## DIRECTIONS
Find the word "intensity" in the listing; pull out each line holding it.

## EXERCISE DATA
# # # # #

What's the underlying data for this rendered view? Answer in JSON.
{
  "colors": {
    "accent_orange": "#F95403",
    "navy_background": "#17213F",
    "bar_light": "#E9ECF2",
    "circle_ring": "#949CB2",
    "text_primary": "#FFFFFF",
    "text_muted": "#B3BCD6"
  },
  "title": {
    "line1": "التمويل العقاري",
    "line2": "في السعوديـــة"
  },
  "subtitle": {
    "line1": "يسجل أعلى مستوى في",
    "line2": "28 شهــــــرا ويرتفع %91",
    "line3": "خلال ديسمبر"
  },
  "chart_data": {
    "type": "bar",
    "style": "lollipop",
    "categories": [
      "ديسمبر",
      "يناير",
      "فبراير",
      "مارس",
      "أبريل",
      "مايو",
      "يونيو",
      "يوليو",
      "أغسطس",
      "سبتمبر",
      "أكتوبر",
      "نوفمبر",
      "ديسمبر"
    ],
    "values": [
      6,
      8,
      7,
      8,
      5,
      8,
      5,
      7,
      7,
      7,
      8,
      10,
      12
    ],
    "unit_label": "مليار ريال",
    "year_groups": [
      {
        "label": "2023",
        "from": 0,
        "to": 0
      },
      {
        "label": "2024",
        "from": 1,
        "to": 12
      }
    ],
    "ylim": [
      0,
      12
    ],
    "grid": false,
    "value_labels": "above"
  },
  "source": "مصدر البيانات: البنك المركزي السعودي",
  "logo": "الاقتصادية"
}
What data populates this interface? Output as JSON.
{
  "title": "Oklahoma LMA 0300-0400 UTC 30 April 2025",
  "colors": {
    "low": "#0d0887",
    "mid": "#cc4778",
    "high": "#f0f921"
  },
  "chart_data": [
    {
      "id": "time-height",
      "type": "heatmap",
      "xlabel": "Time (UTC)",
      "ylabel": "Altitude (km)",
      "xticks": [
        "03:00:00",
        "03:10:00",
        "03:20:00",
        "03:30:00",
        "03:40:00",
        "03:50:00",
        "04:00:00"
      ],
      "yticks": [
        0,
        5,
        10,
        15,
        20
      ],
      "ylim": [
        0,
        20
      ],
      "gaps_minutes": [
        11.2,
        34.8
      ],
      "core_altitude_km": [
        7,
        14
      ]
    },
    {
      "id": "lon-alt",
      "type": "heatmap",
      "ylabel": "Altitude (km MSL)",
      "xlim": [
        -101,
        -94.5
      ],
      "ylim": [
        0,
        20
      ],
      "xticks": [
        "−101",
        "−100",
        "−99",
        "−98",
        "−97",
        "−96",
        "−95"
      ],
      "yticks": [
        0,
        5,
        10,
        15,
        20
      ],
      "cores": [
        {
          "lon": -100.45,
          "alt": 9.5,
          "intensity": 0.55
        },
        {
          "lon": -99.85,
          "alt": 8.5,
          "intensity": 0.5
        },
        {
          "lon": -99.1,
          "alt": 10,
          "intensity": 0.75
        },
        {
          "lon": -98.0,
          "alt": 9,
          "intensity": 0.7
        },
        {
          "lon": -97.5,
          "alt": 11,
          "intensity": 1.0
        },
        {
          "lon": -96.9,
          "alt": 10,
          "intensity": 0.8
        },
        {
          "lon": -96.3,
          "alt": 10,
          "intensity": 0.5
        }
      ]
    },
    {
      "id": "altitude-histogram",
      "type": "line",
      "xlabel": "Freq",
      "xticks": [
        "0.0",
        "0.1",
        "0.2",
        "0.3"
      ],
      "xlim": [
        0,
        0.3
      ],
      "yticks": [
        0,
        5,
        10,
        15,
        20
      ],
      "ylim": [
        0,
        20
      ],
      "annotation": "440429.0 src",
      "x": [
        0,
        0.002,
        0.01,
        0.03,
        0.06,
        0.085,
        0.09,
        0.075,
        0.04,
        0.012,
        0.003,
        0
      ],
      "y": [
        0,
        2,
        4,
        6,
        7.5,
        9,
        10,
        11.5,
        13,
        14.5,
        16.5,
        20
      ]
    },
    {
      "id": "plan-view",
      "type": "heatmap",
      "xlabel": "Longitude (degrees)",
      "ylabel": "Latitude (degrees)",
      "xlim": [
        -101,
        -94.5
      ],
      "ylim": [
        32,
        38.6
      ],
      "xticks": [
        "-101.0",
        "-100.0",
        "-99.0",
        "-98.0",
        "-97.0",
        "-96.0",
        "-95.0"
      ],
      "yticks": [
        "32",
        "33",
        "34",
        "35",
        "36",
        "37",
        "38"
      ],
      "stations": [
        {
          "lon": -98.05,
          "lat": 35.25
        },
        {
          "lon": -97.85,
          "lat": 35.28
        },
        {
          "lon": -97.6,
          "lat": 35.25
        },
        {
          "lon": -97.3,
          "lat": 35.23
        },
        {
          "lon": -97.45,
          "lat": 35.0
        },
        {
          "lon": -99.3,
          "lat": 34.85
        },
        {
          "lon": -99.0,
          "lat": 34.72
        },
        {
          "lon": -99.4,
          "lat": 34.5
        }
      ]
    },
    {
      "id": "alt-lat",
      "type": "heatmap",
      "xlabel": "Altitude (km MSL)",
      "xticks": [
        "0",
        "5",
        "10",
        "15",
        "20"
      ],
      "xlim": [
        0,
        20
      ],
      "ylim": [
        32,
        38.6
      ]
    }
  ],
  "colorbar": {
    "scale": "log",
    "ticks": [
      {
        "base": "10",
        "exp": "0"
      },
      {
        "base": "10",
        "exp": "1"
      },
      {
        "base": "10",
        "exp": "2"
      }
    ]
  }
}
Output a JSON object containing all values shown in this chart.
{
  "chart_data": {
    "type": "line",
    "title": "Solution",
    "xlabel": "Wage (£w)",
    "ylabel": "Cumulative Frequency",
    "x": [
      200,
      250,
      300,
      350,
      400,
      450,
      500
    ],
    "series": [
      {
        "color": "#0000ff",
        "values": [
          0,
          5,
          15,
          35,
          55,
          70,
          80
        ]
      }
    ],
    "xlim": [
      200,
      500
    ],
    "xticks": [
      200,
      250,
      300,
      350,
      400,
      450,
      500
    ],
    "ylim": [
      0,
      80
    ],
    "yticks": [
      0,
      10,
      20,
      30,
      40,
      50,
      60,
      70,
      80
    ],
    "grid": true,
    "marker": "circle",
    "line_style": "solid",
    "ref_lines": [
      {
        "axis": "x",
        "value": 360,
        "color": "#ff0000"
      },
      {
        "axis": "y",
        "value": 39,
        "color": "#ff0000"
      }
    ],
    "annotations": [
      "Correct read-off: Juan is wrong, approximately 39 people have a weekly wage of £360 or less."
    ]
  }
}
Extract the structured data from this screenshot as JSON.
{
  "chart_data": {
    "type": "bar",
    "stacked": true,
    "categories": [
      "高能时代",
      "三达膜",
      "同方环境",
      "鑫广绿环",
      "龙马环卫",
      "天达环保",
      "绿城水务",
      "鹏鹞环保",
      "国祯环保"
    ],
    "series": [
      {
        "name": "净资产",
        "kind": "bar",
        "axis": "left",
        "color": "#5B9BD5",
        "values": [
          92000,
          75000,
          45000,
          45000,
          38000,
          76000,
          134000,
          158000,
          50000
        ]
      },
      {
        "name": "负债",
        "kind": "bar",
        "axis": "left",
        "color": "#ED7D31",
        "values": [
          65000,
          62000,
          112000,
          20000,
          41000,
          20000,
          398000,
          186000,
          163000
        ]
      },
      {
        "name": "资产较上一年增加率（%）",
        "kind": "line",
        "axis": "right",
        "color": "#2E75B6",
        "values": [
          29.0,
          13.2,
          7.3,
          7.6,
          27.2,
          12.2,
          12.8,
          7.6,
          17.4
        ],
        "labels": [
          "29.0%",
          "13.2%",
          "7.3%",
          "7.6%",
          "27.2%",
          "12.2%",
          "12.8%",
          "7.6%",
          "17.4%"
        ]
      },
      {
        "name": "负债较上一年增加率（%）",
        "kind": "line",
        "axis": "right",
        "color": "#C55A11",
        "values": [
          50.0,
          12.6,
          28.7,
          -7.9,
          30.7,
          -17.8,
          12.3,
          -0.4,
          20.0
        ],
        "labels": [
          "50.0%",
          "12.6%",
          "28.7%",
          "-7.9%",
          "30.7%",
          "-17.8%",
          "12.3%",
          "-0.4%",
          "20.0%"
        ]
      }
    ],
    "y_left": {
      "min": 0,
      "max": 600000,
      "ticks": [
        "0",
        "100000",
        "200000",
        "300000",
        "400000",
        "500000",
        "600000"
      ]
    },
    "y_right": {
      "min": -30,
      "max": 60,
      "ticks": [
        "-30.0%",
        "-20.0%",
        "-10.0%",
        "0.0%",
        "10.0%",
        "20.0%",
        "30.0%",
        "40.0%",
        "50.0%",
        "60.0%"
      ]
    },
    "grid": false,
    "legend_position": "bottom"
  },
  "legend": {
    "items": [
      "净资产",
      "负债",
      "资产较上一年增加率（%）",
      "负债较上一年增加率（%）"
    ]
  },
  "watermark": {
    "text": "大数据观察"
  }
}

# # # # #

## REPLY
          "intensity": 0.55
          "intensity": 0.5
          "intensity": 0.75
          "intensity": 0.7
          "intensity": 1.0
          "intensity": 0.8
          "intensity": 0.5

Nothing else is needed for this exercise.